**Texte fourni:**
▬▬▬▬▬▬

Et s'ils ont réussi à
faire entrer le rock dans la culture populaire et à toucher le monde
entier comme ils l'ont fait à l'époque, c'est surtout grâce à la
naissance de la télévision dans les années 50, qui a permis de
diffuser partout, avec la radio, toutes ces bonnes ondes rock'n'roll,
comme un message divin !
Aujourd'hui, grâce à Internet, il suffit
de cliquer deux ou trois fois sur la souris d'ordinateur pour écouter
n'importe quel titre mais à l'époque, on restait des heures à
attendre l'oreille collée au transistor les tubes du moment qu'on
adorait ! C'était comme si la musique venait d'ailleurs, d'une autre
planète. Cette sensation de mystère était amplifiée par la
qualité parfois mauvaise de la réception des ondes. Dès qu'on ne
captait pas bien une chanson, on paniquait, un peu comme quand on a
des problèmes avec sa connexion internet aujourd'hui (rires).
En
plus, il n'y avait pas cinquante fréquences FM, mais il y avait
Radio Luxembourg, un vent de liberté radiophonique qui a participé
à la diffusion du rock en Europe. Elle deviendra à partir de 1966
la première radio de France, que vous connaissez bien puisque c'est
ma deuxième maison : RTL. On vivait vraiment le rock'n'roll avec
dévotion, c'est-à-dire que c'était comme une religion pour nous.

▬▬▬▬▬▬

**Consignes:**
(1) Relevez dans le texte fourni chaque occurrence du mot « comme », avec les mots qui le suivent jusqu'à la virgule, au point, au point d'exclamation ou à la parenthèse qui vient ensuite.
(2) Réécrivez le passage du texte fourni compris entre « Aujourd'hui, grâce à » et « internet aujourd'hui (rires). », inclus, en remplaçant « transistor » par « poste de radio ».
Les lignes ci-dessous ne sont pas nécessaires.

**Lignes fournies:**
▬▬▬▬▬▬

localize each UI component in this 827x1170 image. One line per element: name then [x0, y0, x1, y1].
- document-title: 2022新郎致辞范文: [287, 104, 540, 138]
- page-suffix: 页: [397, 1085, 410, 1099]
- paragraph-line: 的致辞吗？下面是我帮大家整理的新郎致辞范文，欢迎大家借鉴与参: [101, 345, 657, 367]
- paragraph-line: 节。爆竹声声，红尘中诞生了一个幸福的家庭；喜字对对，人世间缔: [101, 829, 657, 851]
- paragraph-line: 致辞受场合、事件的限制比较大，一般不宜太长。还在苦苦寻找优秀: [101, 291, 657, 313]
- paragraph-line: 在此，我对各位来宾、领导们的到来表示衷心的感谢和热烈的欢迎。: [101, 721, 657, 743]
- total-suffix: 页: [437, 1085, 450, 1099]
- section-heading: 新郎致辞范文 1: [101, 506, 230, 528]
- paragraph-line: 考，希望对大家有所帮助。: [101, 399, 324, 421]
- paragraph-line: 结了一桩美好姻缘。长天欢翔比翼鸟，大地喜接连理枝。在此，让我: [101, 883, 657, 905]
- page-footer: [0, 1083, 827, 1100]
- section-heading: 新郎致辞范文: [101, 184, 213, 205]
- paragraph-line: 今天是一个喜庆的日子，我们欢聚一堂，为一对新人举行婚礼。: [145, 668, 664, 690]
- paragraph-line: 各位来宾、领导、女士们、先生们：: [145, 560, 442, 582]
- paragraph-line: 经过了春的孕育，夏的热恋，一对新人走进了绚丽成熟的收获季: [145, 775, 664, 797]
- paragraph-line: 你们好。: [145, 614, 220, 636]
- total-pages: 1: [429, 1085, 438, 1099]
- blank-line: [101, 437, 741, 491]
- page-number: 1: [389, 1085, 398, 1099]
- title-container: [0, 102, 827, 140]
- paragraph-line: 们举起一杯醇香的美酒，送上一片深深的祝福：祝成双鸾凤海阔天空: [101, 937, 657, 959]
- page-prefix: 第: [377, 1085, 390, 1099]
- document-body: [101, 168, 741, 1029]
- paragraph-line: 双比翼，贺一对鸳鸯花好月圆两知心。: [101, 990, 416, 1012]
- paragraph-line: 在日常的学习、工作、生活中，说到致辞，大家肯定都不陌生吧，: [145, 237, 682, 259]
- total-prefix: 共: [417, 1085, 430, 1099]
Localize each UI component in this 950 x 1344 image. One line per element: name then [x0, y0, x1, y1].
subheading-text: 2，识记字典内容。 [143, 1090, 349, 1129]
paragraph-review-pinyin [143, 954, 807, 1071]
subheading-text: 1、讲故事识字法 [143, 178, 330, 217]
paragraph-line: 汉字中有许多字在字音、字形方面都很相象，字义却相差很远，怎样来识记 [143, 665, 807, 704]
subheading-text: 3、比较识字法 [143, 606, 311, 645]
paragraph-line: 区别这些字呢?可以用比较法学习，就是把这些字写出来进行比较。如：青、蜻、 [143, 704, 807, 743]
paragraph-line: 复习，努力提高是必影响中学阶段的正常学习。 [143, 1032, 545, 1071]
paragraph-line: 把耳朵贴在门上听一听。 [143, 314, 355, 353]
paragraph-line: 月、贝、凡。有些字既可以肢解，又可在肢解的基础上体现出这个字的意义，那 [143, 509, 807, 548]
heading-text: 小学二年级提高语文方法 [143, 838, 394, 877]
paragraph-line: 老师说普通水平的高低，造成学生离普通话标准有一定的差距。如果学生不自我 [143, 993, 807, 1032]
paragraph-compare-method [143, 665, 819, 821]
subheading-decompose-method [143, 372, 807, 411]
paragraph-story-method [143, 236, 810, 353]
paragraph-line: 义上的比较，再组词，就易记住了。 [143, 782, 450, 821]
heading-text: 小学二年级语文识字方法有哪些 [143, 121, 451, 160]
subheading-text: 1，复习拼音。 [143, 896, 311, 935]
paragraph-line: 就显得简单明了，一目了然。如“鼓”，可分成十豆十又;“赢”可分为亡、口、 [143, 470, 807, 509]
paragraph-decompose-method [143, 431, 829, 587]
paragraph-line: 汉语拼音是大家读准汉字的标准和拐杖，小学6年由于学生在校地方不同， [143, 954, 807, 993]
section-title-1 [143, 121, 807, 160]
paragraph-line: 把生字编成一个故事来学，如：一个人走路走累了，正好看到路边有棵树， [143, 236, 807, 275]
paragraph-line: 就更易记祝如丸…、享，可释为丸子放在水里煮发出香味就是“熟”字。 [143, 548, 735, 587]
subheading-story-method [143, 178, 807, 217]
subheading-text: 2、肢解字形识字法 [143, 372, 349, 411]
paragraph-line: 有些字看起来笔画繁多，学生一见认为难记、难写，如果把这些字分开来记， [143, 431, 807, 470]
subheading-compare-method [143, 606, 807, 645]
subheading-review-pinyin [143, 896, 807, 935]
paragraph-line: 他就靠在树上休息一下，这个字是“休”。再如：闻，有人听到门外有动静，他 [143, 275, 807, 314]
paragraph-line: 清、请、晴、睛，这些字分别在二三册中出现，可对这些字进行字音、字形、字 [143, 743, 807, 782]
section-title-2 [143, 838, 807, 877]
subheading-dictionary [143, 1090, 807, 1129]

▬▬▬▬▬▬

**Réponses par consigne:**
(1)
- comme ils l'ont fait à l'époque
- comme un message divin
- comme si la musique venait d'ailleurs
- comme quand on a des problèmes avec sa connexion internet aujourd'hui
- comme une religion pour nous

(2)
Aujourd'hui, grâce à Internet, il suffit
de cliquer deux ou trois fois sur la souris d'ordinateur pour écouter
n'importe quel titre mais à l'époque, on restait des heures à
attendre l'oreille collée au poste de radio les tubes du moment qu'on
adorait ! C'était comme si la musique venait d'ailleurs, d'une autre
planète. Cette sensation de mystère était amplifiée par la
qualité parfois mauvaise de la réception des ondes. Dès qu'on ne
captait pas bien une chanson, on paniquait, un peu comme quand on a
des problèmes avec sa connexion internet aujourd'hui (rires).